[Data tied to figure images]
━━━━

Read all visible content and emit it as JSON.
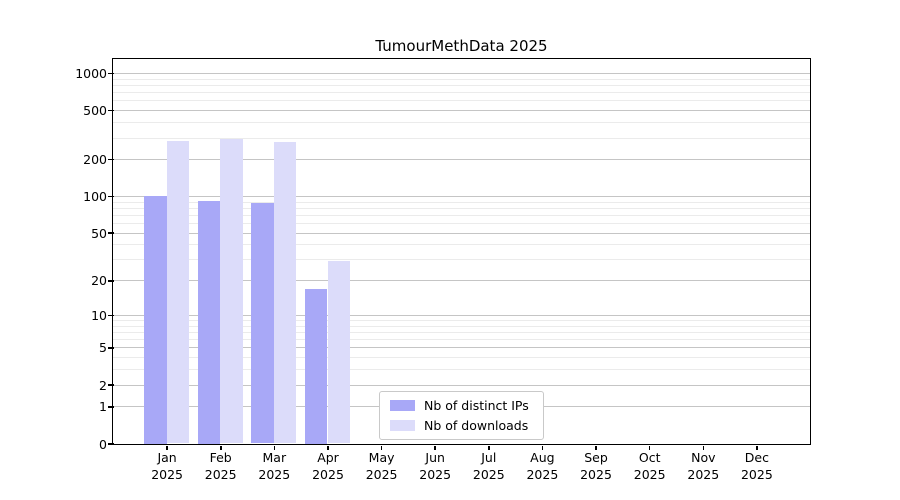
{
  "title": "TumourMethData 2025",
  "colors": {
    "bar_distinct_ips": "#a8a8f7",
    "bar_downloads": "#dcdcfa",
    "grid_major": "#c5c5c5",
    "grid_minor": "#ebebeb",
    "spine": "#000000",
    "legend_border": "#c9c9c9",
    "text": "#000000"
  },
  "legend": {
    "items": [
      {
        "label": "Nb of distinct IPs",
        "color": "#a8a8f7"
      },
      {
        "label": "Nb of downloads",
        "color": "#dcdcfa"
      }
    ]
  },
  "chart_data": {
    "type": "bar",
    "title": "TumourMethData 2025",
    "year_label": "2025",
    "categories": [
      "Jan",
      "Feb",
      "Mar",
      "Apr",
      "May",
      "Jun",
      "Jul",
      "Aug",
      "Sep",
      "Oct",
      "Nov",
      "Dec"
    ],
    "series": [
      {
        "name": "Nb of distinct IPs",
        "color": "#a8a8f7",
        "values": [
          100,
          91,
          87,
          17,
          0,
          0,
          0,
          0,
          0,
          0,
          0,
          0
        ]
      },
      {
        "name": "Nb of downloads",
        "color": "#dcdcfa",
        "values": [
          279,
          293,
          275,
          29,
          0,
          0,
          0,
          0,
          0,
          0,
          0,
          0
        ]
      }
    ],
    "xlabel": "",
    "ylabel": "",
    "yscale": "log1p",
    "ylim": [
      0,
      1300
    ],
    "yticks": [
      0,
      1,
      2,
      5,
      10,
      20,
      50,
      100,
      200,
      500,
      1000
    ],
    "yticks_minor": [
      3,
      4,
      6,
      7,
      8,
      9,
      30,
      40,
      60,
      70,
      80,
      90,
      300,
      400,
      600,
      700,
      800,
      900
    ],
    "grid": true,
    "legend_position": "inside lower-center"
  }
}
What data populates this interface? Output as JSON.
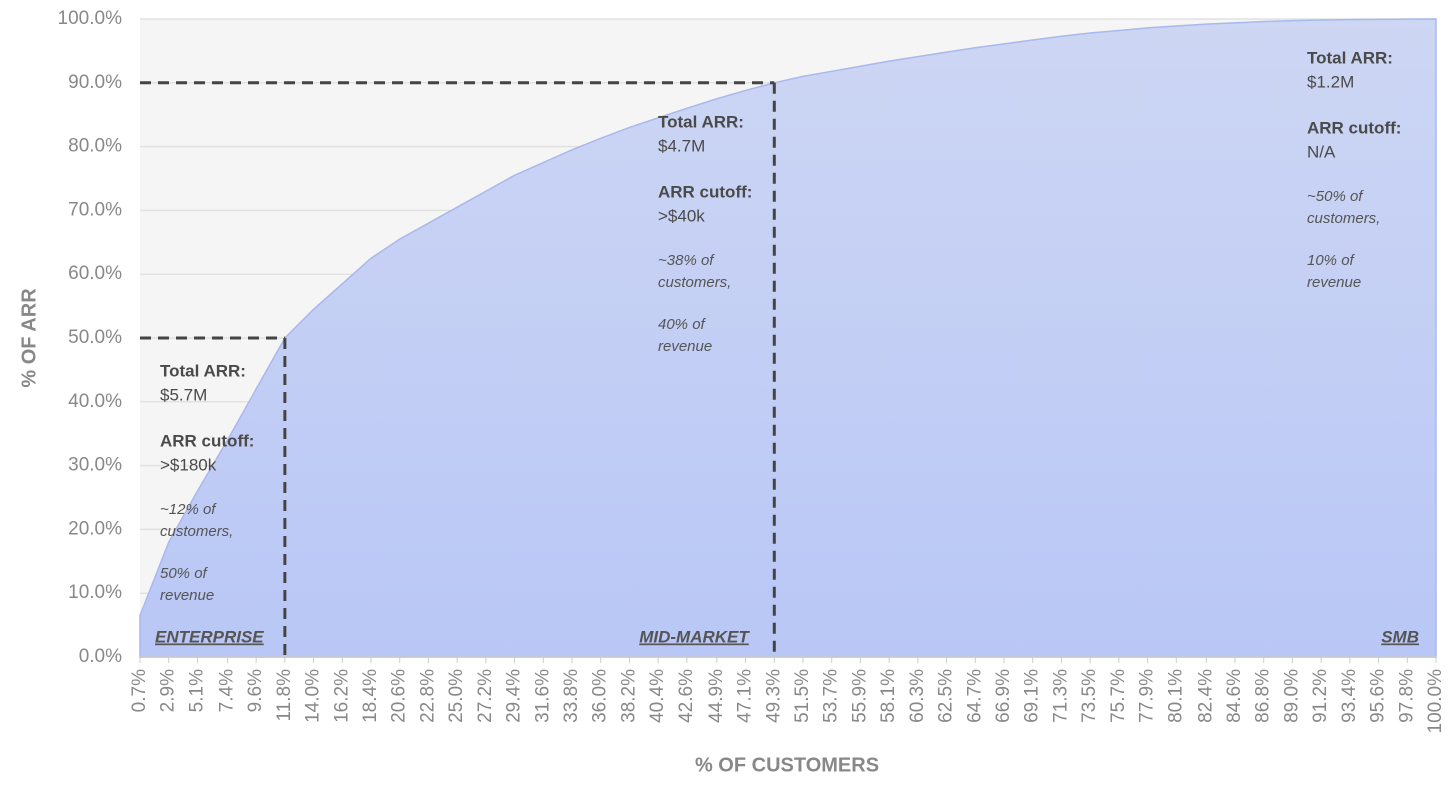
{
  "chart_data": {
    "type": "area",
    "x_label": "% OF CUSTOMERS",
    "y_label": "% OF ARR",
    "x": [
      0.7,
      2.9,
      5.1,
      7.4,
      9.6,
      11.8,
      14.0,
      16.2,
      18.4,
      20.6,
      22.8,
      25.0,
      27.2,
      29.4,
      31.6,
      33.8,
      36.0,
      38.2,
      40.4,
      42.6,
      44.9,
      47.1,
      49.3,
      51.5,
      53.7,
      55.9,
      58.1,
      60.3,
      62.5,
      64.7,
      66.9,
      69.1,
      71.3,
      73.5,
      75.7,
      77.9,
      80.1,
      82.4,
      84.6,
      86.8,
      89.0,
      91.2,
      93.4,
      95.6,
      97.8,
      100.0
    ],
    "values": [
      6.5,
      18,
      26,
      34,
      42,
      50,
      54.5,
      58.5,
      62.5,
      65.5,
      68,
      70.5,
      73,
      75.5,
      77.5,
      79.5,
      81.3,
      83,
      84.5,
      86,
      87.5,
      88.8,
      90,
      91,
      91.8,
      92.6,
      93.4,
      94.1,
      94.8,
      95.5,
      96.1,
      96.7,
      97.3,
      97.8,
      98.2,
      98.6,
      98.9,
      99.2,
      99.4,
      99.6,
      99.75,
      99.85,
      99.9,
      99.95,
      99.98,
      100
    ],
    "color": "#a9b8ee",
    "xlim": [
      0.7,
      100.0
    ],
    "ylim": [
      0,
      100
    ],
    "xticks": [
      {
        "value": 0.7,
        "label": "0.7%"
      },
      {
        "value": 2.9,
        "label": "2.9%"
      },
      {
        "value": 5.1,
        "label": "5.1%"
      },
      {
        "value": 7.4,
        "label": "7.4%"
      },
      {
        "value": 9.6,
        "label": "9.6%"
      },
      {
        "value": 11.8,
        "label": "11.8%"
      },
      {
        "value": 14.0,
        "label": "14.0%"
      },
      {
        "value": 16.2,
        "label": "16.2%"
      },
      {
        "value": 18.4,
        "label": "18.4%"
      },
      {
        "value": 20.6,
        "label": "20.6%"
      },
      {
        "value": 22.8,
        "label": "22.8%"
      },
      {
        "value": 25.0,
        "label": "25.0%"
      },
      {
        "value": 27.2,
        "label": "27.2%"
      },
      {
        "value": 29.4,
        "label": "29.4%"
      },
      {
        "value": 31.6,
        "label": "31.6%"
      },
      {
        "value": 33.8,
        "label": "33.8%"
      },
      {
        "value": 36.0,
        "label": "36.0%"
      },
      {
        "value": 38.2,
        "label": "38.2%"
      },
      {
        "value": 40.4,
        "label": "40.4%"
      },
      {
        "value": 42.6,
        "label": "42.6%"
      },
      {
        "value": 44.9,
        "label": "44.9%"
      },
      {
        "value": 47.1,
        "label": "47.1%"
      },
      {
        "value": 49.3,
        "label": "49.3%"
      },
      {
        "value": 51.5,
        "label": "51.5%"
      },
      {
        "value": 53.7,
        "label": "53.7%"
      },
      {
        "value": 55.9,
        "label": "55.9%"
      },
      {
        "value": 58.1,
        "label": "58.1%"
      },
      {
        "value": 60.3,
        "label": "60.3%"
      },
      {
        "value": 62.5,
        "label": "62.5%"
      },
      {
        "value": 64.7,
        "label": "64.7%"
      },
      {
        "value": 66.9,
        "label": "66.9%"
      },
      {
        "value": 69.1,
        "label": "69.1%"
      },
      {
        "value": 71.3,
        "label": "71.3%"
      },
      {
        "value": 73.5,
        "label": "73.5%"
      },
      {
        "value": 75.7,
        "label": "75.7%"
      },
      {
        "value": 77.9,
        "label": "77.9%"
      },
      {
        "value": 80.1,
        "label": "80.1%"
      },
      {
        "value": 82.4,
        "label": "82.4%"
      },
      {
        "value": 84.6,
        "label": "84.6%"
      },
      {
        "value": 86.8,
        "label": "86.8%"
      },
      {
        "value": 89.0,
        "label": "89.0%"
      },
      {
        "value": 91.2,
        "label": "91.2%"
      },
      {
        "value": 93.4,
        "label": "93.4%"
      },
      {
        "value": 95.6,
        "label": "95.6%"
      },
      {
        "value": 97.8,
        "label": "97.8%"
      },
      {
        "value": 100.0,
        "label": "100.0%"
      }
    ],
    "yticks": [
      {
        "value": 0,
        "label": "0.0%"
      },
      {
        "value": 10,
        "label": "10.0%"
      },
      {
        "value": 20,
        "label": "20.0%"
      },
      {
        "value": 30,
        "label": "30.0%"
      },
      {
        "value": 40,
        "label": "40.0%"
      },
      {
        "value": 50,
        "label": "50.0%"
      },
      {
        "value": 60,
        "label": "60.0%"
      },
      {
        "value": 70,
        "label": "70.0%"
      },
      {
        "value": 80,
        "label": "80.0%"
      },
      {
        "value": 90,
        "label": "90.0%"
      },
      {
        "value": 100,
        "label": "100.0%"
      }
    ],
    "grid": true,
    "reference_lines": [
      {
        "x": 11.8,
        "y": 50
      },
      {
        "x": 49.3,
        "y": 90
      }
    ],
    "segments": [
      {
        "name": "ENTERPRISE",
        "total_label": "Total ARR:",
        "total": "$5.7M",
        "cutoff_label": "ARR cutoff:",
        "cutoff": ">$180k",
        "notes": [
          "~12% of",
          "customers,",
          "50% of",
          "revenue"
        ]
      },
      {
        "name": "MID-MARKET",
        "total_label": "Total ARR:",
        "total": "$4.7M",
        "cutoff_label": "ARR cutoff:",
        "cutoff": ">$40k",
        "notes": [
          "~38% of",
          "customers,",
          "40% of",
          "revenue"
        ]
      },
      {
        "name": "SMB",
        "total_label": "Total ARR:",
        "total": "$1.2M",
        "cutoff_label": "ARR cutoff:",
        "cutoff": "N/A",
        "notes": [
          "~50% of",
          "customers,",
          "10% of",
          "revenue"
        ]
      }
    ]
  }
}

━━━━

REQUIREMENTS =
Take the listing above and print it exactly, apart from the pictures.

FINAL RESULT =
Read all visible content and emit it as JSON.
{
  "title": "TumourMethData 2025",
  "colors": {
    "bar_distinct_ips": "#a8a8f7",
    "bar_downloads": "#dcdcfa",
    "grid_major": "#c5c5c5",
    "grid_minor": "#ebebeb",
    "spine": "#000000",
    "legend_border": "#c9c9c9",
    "text": "#000000"
  },
  "legend": {
    "items": [
      {
        "label": "Nb of distinct IPs",
        "color": "#a8a8f7"
      },
      {
        "label": "Nb of downloads",
        "color": "#dcdcfa"
      }
    ]
  },
  "chart_data": {
    "type": "bar",
    "title": "TumourMethData 2025",
    "year_label": "2025",
    "categories": [
      "Jan",
      "Feb",
      "Mar",
      "Apr",
      "May",
      "Jun",
      "Jul",
      "Aug",
      "Sep",
      "Oct",
      "Nov",
      "Dec"
    ],
    "series": [
      {
        "name": "Nb of distinct IPs",
        "color": "#a8a8f7",
        "values": [
          100,
          91,
          87,
          17,
          0,
          0,
          0,
          0,
          0,
          0,
          0,
          0
        ]
      },
      {
        "name": "Nb of downloads",
        "color": "#dcdcfa",
        "values": [
          279,
          293,
          275,
          29,
          0,
          0,
          0,
          0,
          0,
          0,
          0,
          0
        ]
      }
    ],
    "xlabel": "",
    "ylabel": "",
    "yscale": "log1p",
    "ylim": [
      0,
      1300
    ],
    "yticks": [
      0,
      1,
      2,
      5,
      10,
      20,
      50,
      100,
      200,
      500,
      1000
    ],
    "yticks_minor": [
      3,
      4,
      6,
      7,
      8,
      9,
      30,
      40,
      60,
      70,
      80,
      90,
      300,
      400,
      600,
      700,
      800,
      900
    ],
    "grid": true,
    "legend_position": "inside lower-center"
  }
}
What data populates this interface? Output as JSON.
{
  "chart_data": {
    "type": "area",
    "x_label": "% OF CUSTOMERS",
    "y_label": "% OF ARR",
    "x": [
      0.7,
      2.9,
      5.1,
      7.4,
      9.6,
      11.8,
      14.0,
      16.2,
      18.4,
      20.6,
      22.8,
      25.0,
      27.2,
      29.4,
      31.6,
      33.8,
      36.0,
      38.2,
      40.4,
      42.6,
      44.9,
      47.1,
      49.3,
      51.5,
      53.7,
      55.9,
      58.1,
      60.3,
      62.5,
      64.7,
      66.9,
      69.1,
      71.3,
      73.5,
      75.7,
      77.9,
      80.1,
      82.4,
      84.6,
      86.8,
      89.0,
      91.2,
      93.4,
      95.6,
      97.8,
      100.0
    ],
    "values": [
      6.5,
      18,
      26,
      34,
      42,
      50,
      54.5,
      58.5,
      62.5,
      65.5,
      68,
      70.5,
      73,
      75.5,
      77.5,
      79.5,
      81.3,
      83,
      84.5,
      86,
      87.5,
      88.8,
      90,
      91,
      91.8,
      92.6,
      93.4,
      94.1,
      94.8,
      95.5,
      96.1,
      96.7,
      97.3,
      97.8,
      98.2,
      98.6,
      98.9,
      99.2,
      99.4,
      99.6,
      99.75,
      99.85,
      99.9,
      99.95,
      99.98,
      100
    ],
    "color": "#a9b8ee",
    "xlim": [
      0.7,
      100.0
    ],
    "ylim": [
      0,
      100
    ],
    "xticks": [
      {
        "value": 0.7,
        "label": "0.7%"
      },
      {
        "value": 2.9,
        "label": "2.9%"
      },
      {
        "value": 5.1,
        "label": "5.1%"
      },
      {
        "value": 7.4,
        "label": "7.4%"
      },
      {
        "value": 9.6,
        "label": "9.6%"
      },
      {
        "value": 11.8,
        "label": "11.8%"
      },
      {
        "value": 14.0,
        "label": "14.0%"
      },
      {
        "value": 16.2,
        "label": "16.2%"
      },
      {
        "value": 18.4,
        "label": "18.4%"
      },
      {
        "value": 20.6,
        "label": "20.6%"
      },
      {
        "value": 22.8,
        "label": "22.8%"
      },
      {
        "value": 25.0,
        "label": "25.0%"
      },
      {
        "value": 27.2,
        "label": "27.2%"
      },
      {
        "value": 29.4,
        "label": "29.4%"
      },
      {
        "value": 31.6,
        "label": "31.6%"
      },
      {
        "value": 33.8,
        "label": "33.8%"
      },
      {
        "value": 36.0,
        "label": "36.0%"
      },
      {
        "value": 38.2,
        "label": "38.2%"
      },
      {
        "value": 40.4,
        "label": "40.4%"
      },
      {
        "value": 42.6,
        "label": "42.6%"
      },
      {
        "value": 44.9,
        "label": "44.9%"
      },
      {
        "value": 47.1,
        "label": "47.1%"
      },
      {
        "value": 49.3,
        "label": "49.3%"
      },
      {
        "value": 51.5,
        "label": "51.5%"
      },
      {
        "value": 53.7,
        "label": "53.7%"
      },
      {
        "value": 55.9,
        "label": "55.9%"
      },
      {
        "value": 58.1,
        "label": "58.1%"
      },
      {
        "value": 60.3,
        "label": "60.3%"
      },
      {
        "value": 62.5,
        "label": "62.5%"
      },
      {
        "value": 64.7,
        "label": "64.7%"
      },
      {
        "value": 66.9,
        "label": "66.9%"
      },
      {
        "value": 69.1,
        "label": "69.1%"
      },
      {
        "value": 71.3,
        "label": "71.3%"
      },
      {
        "value": 73.5,
        "label": "73.5%"
      },
      {
        "value": 75.7,
        "label": "75.7%"
      },
      {
        "value": 77.9,
        "label": "77.9%"
      },
      {
        "value": 80.1,
        "label": "80.1%"
      },
      {
        "value": 82.4,
        "label": "82.4%"
      },
      {
        "value": 84.6,
        "label": "84.6%"
      },
      {
        "value": 86.8,
        "label": "86.8%"
      },
      {
        "value": 89.0,
        "label": "89.0%"
      },
      {
        "value": 91.2,
        "label": "91.2%"
      },
      {
        "value": 93.4,
        "label": "93.4%"
      },
      {
        "value": 95.6,
        "label": "95.6%"
      },
      {
        "value": 97.8,
        "label": "97.8%"
      },
      {
        "value": 100.0,
        "label": "100.0%"
      }
    ],
    "yticks": [
      {
        "value": 0,
        "label": "0.0%"
      },
      {
        "value": 10,
        "label": "10.0%"
      },
      {
        "value": 20,
        "label": "20.0%"
      },
      {
        "value": 30,
        "label": "30.0%"
      },
      {
        "value": 40,
        "label": "40.0%"
      },
      {
        "value": 50,
        "label": "50.0%"
      },
      {
        "value": 60,
        "label": "60.0%"
      },
      {
        "value": 70,
        "label": "70.0%"
      },
      {
        "value": 80,
        "label": "80.0%"
      },
      {
        "value": 90,
        "label": "90.0%"
      },
      {
        "value": 100,
        "label": "100.0%"
      }
    ],
    "grid": true,
    "reference_lines": [
      {
        "x": 11.8,
        "y": 50
      },
      {
        "x": 49.3,
        "y": 90
      }
    ],
    "segments": [
      {
        "name": "ENTERPRISE",
        "total_label": "Total ARR:",
        "total": "$5.7M",
        "cutoff_label": "ARR cutoff:",
        "cutoff": ">$180k",
        "notes": [
          "~12% of",
          "customers,",
          "50% of",
          "revenue"
        ]
      },
      {
        "name": "MID-MARKET",
        "total_label": "Total ARR:",
        "total": "$4.7M",
        "cutoff_label": "ARR cutoff:",
        "cutoff": ">$40k",
        "notes": [
          "~38% of",
          "customers,",
          "40% of",
          "revenue"
        ]
      },
      {
        "name": "SMB",
        "total_label": "Total ARR:",
        "total": "$1.2M",
        "cutoff_label": "ARR cutoff:",
        "cutoff": "N/A",
        "notes": [
          "~50% of",
          "customers,",
          "10% of",
          "revenue"
        ]
      }
    ]
  }
}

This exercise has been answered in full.